• [Saved data entries]

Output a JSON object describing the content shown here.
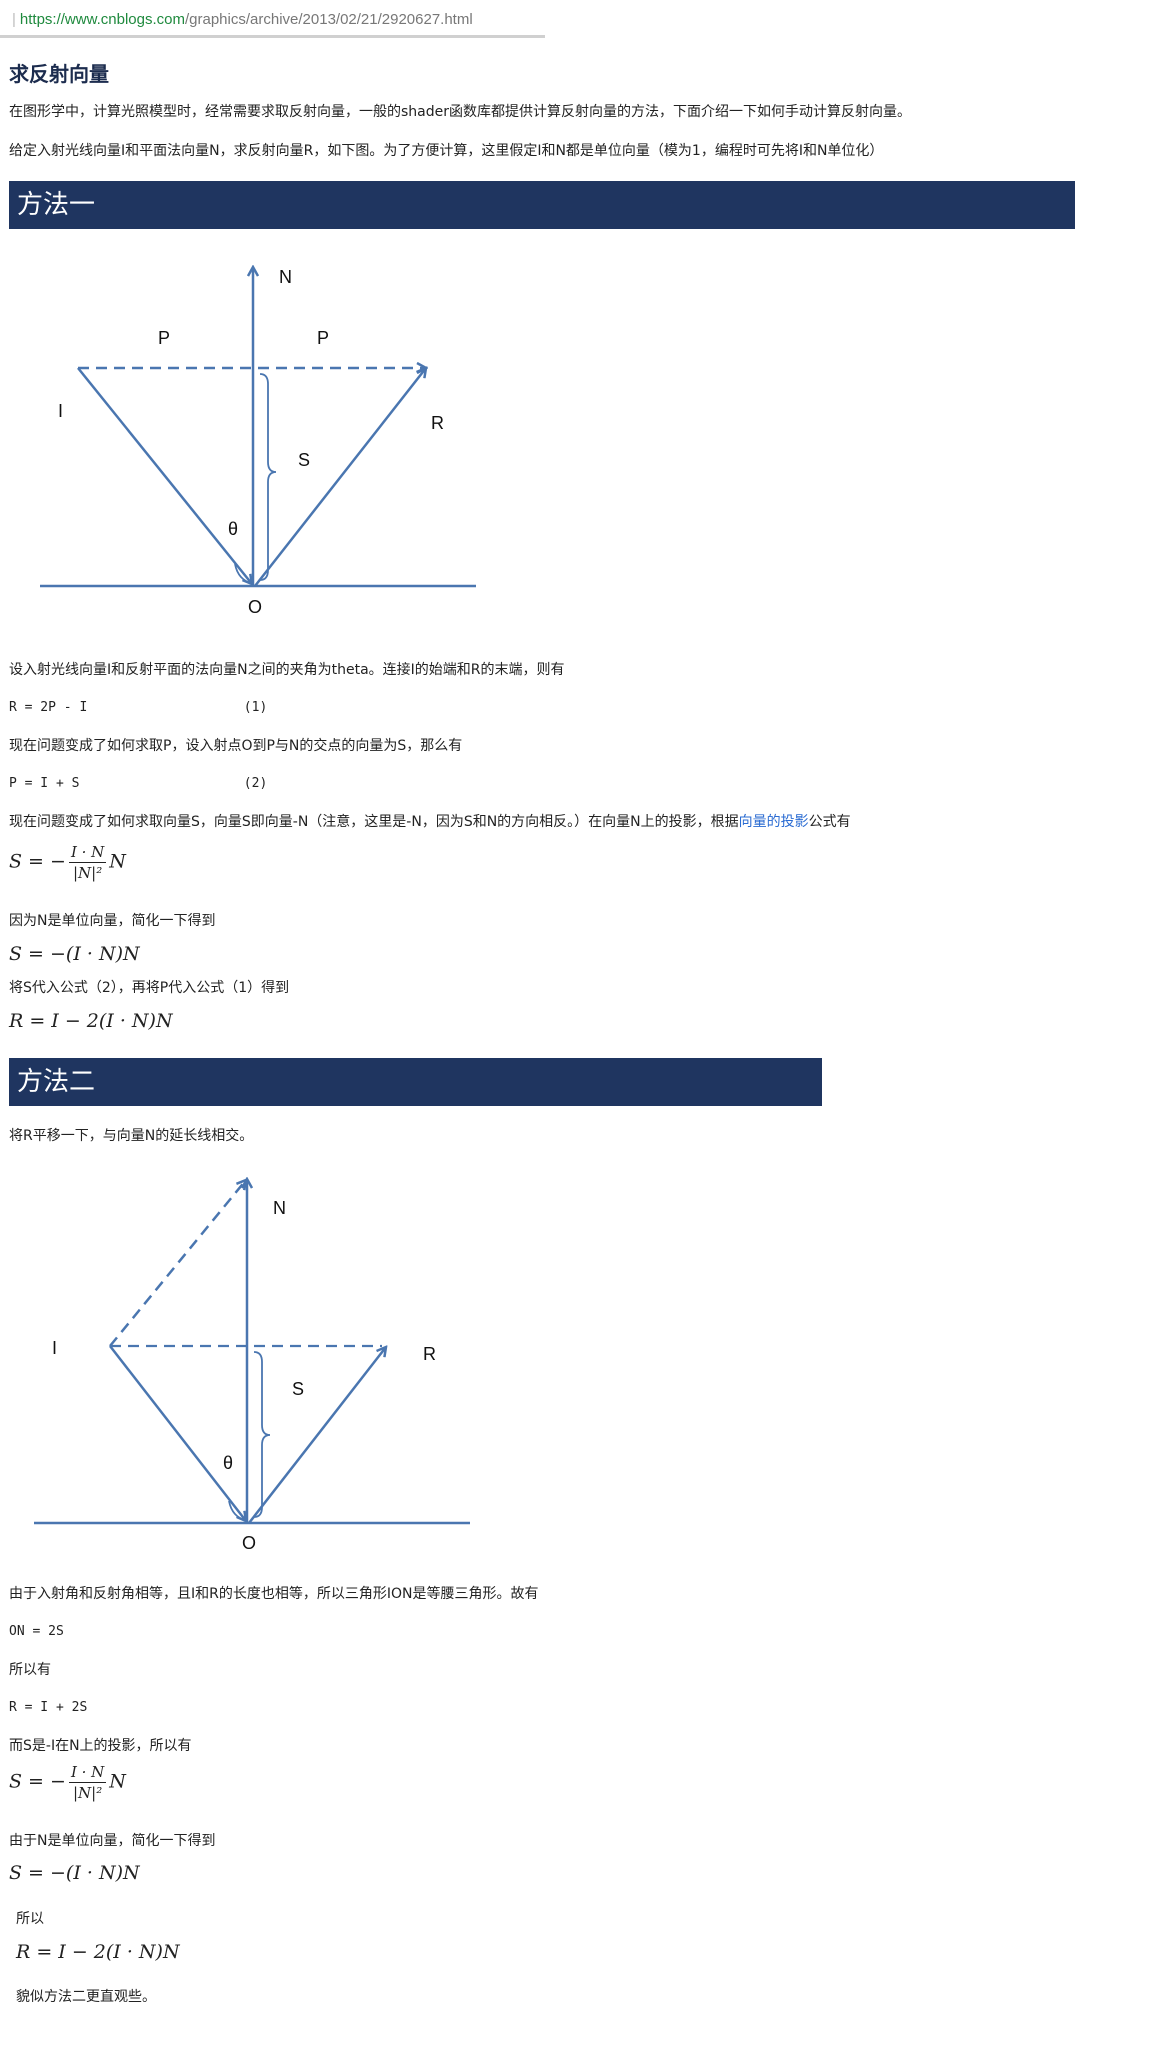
{
  "url": {
    "protocol_host": "https://www.cnblogs.com",
    "path": "/graphics/archive/2013/02/21/2920627.html"
  },
  "title": "求反射向量",
  "intro1": "在图形学中，计算光照模型时，经常需要求取反射向量，一般的shader函数库都提供计算反射向量的方法，下面介绍一下如何手动计算反射向量。",
  "intro2": "给定入射光线向量I和平面法向量N，求反射向量R，如下图。为了方便计算，这里假定I和N都是单位向量（模为1，编程时可先将I和N单位化）",
  "method1": {
    "heading": "方法一",
    "diagram": {
      "N": "N",
      "P1": "P",
      "P2": "P",
      "I": "I",
      "R": "R",
      "S": "S",
      "theta": "θ",
      "O": "O"
    },
    "p1": "设入射光线向量I和反射平面的法向量N之间的夹角为theta。连接I的始端和R的末端，则有",
    "eq1": "R = 2P - I                    (1)",
    "p2": "现在问题变成了如何求取P，设入射点O到P与N的交点的向量为S，那么有",
    "eq2": "P = I + S                     (2)",
    "p3_before": "现在问题变成了如何求取向量S，向量S即向量-N（注意，这里是-N，因为S和N的方向相反。）在向量N上的投影，根据",
    "p3_link": "向量的投影",
    "p3_after": "公式有",
    "formula_S_full": {
      "lhs": "S = −",
      "num": "I · N",
      "den": "|N|²",
      "rhs": "N"
    },
    "p4": "因为N是单位向量，简化一下得到",
    "formula_S_simple": "S = −(I · N)N",
    "p5": "将S代入公式（2），再将P代入公式（1）得到",
    "formula_R": "R = I − 2(I · N)N"
  },
  "method2": {
    "heading": "方法二",
    "p1": "将R平移一下，与向量N的延长线相交。",
    "diagram": {
      "N": "N",
      "I": "I",
      "R": "R",
      "S": "S",
      "theta": "θ",
      "O": "O"
    },
    "p2": "由于入射角和反射角相等，且I和R的长度也相等，所以三角形ION是等腰三角形。故有",
    "eq1": "ON = 2S",
    "p3": "所以有",
    "eq2": "R = I + 2S",
    "p4": "而S是-I在N上的投影，所以有",
    "formula_S_full": {
      "lhs": "S = −",
      "num": "I · N",
      "den": "|N|²",
      "rhs": "N"
    },
    "p5": "由于N是单位向量，简化一下得到",
    "formula_S_simple": "S = −(I · N)N",
    "p6": "所以",
    "formula_R": "R = I − 2(I · N)N",
    "p7": "貌似方法二更直观些。"
  },
  "colors": {
    "banner": "#1f3560",
    "diagram_line": "#4a76b0",
    "link": "#2a6bd2",
    "title": "#1c2c4e"
  }
}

• [Short exercise] Retype the whole listing exactly and leave the pictures out.

• [Written answer]
Output a JSON object describing the content shown here.
{
  "url": {
    "protocol_host": "https://www.cnblogs.com",
    "path": "/graphics/archive/2013/02/21/2920627.html"
  },
  "title": "求反射向量",
  "intro1": "在图形学中，计算光照模型时，经常需要求取反射向量，一般的shader函数库都提供计算反射向量的方法，下面介绍一下如何手动计算反射向量。",
  "intro2": "给定入射光线向量I和平面法向量N，求反射向量R，如下图。为了方便计算，这里假定I和N都是单位向量（模为1，编程时可先将I和N单位化）",
  "method1": {
    "heading": "方法一",
    "diagram": {
      "N": "N",
      "P1": "P",
      "P2": "P",
      "I": "I",
      "R": "R",
      "S": "S",
      "theta": "θ",
      "O": "O"
    },
    "p1": "设入射光线向量I和反射平面的法向量N之间的夹角为theta。连接I的始端和R的末端，则有",
    "eq1": "R = 2P - I                    (1)",
    "p2": "现在问题变成了如何求取P，设入射点O到P与N的交点的向量为S，那么有",
    "eq2": "P = I + S                     (2)",
    "p3_before": "现在问题变成了如何求取向量S，向量S即向量-N（注意，这里是-N，因为S和N的方向相反。）在向量N上的投影，根据",
    "p3_link": "向量的投影",
    "p3_after": "公式有",
    "formula_S_full": {
      "lhs": "S = −",
      "num": "I · N",
      "den": "|N|²",
      "rhs": "N"
    },
    "p4": "因为N是单位向量，简化一下得到",
    "formula_S_simple": "S = −(I · N)N",
    "p5": "将S代入公式（2），再将P代入公式（1）得到",
    "formula_R": "R = I − 2(I · N)N"
  },
  "method2": {
    "heading": "方法二",
    "p1": "将R平移一下，与向量N的延长线相交。",
    "diagram": {
      "N": "N",
      "I": "I",
      "R": "R",
      "S": "S",
      "theta": "θ",
      "O": "O"
    },
    "p2": "由于入射角和反射角相等，且I和R的长度也相等，所以三角形ION是等腰三角形。故有",
    "eq1": "ON = 2S",
    "p3": "所以有",
    "eq2": "R = I + 2S",
    "p4": "而S是-I在N上的投影，所以有",
    "formula_S_full": {
      "lhs": "S = −",
      "num": "I · N",
      "den": "|N|²",
      "rhs": "N"
    },
    "p5": "由于N是单位向量，简化一下得到",
    "formula_S_simple": "S = −(I · N)N",
    "p6": "所以",
    "formula_R": "R = I − 2(I · N)N",
    "p7": "貌似方法二更直观些。"
  },
  "colors": {
    "banner": "#1f3560",
    "diagram_line": "#4a76b0",
    "link": "#2a6bd2",
    "title": "#1c2c4e"
  }
}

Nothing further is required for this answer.